-- START Excerpted records --

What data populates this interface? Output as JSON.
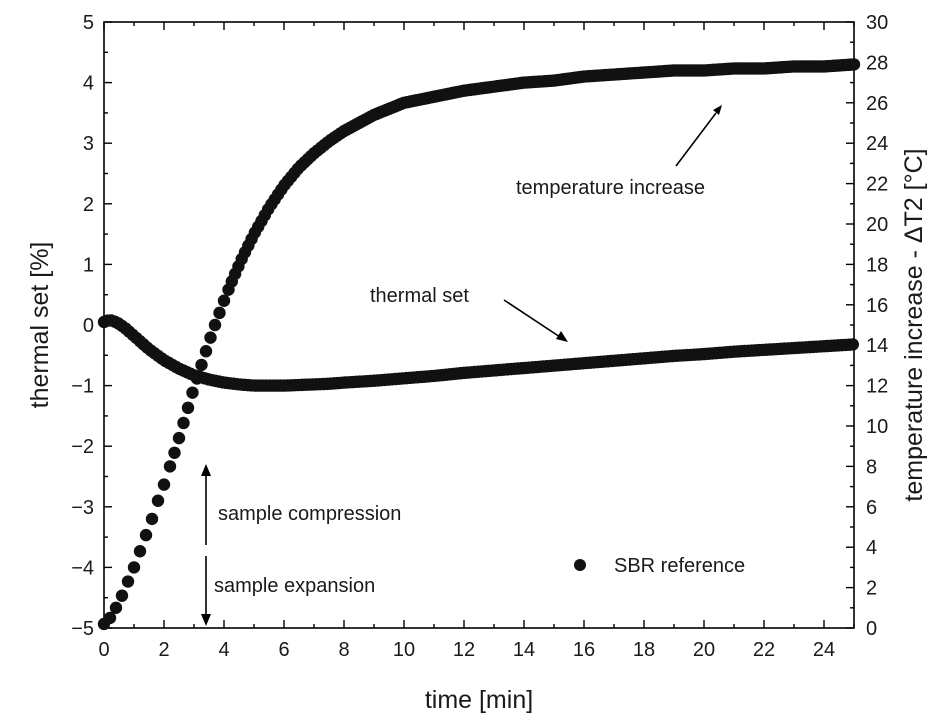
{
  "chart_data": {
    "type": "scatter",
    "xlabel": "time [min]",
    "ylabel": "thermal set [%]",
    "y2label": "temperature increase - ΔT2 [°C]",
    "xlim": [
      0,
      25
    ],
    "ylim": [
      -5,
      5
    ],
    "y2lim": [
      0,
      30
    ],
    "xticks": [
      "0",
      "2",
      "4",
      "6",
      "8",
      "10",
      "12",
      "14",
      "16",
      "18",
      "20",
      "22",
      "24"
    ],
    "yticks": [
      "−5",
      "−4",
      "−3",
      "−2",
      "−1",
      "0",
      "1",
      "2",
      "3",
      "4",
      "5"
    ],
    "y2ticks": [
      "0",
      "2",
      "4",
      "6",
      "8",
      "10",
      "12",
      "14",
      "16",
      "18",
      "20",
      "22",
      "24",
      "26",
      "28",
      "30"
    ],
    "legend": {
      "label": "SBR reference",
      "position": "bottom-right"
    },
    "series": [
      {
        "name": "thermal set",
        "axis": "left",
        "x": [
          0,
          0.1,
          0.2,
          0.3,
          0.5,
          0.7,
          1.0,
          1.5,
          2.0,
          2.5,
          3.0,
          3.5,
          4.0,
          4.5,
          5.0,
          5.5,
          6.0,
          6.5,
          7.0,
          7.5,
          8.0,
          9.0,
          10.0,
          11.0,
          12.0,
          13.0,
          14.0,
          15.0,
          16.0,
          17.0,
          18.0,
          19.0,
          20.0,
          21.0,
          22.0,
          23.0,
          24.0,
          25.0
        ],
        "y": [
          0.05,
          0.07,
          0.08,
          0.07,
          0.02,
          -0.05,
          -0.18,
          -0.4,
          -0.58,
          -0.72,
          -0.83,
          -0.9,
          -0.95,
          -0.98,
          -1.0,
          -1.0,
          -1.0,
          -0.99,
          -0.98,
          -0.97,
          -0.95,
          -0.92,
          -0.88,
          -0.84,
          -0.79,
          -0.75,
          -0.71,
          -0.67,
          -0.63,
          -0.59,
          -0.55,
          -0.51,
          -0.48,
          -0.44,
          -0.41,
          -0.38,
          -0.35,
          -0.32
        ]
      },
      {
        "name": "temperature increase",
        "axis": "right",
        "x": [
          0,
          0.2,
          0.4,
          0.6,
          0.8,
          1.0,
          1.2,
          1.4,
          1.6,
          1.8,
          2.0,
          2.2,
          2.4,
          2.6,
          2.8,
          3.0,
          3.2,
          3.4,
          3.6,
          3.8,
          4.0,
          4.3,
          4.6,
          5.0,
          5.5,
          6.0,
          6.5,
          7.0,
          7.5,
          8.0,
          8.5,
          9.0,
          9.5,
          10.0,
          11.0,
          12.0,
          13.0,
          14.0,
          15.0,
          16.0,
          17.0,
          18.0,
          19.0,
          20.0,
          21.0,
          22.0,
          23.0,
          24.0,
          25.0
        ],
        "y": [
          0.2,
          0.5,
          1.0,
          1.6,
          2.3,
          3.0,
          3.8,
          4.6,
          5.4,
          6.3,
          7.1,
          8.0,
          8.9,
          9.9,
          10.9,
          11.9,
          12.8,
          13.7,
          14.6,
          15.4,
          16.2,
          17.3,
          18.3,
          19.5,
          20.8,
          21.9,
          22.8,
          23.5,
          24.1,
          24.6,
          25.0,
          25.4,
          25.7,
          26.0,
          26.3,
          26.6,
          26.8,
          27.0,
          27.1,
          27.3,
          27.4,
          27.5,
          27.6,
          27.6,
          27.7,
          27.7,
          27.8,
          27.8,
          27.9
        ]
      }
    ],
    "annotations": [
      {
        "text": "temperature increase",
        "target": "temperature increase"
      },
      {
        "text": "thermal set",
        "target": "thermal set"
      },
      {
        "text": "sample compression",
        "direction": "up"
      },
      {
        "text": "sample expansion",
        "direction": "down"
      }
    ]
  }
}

-- END Excerpted records --
-- START Excerpted records --

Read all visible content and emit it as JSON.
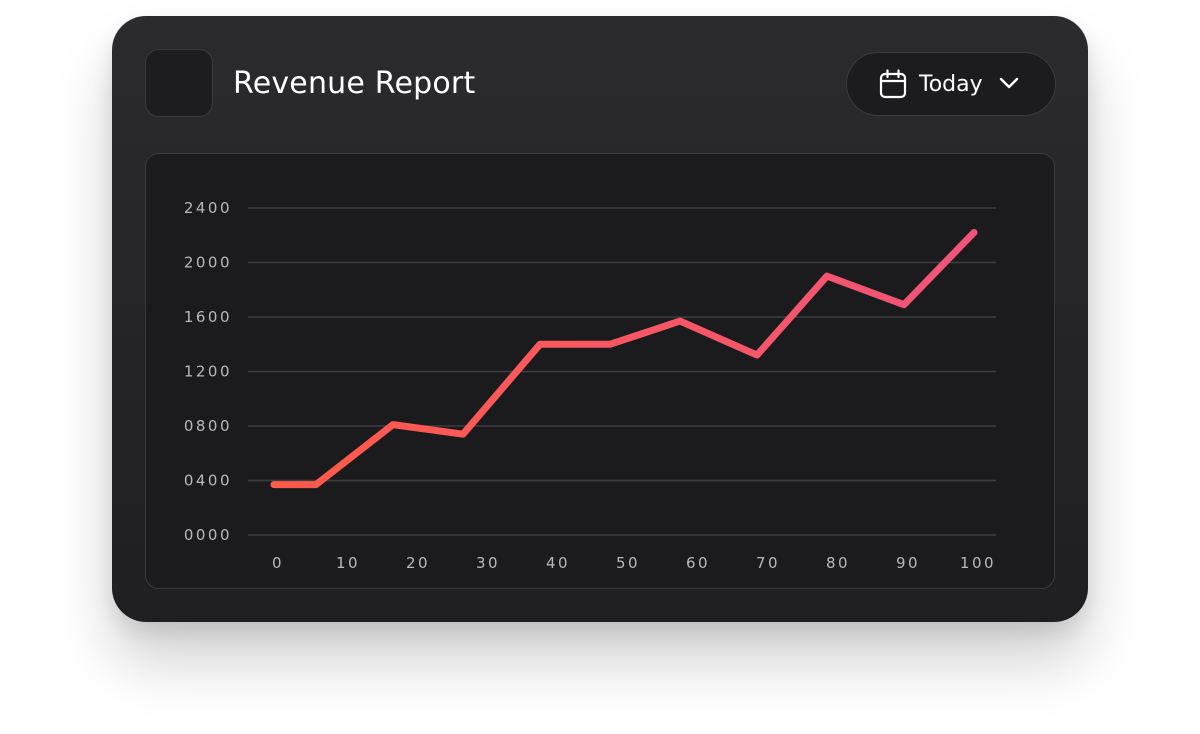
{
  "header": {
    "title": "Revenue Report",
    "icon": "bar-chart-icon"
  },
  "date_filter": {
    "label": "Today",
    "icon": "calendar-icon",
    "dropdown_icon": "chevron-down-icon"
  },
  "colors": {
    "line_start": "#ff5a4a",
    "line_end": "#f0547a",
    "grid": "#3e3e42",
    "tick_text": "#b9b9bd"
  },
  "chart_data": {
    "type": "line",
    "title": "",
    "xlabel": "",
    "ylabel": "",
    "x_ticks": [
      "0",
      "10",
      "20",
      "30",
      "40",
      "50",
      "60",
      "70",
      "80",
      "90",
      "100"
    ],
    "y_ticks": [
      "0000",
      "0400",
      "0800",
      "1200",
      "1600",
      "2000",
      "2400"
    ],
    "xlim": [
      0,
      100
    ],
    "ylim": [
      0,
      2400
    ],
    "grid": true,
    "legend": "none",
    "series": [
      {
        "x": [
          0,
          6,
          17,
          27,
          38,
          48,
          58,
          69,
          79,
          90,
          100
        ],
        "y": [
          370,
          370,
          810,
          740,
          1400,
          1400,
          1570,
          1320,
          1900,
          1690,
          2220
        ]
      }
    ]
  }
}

-- END Excerpted records --

Find each line in the records holding the string "JSON" and show it.

Output for this task ::
What data populates this interface? Output as JSON.
Read all visible content and emit it as JSON.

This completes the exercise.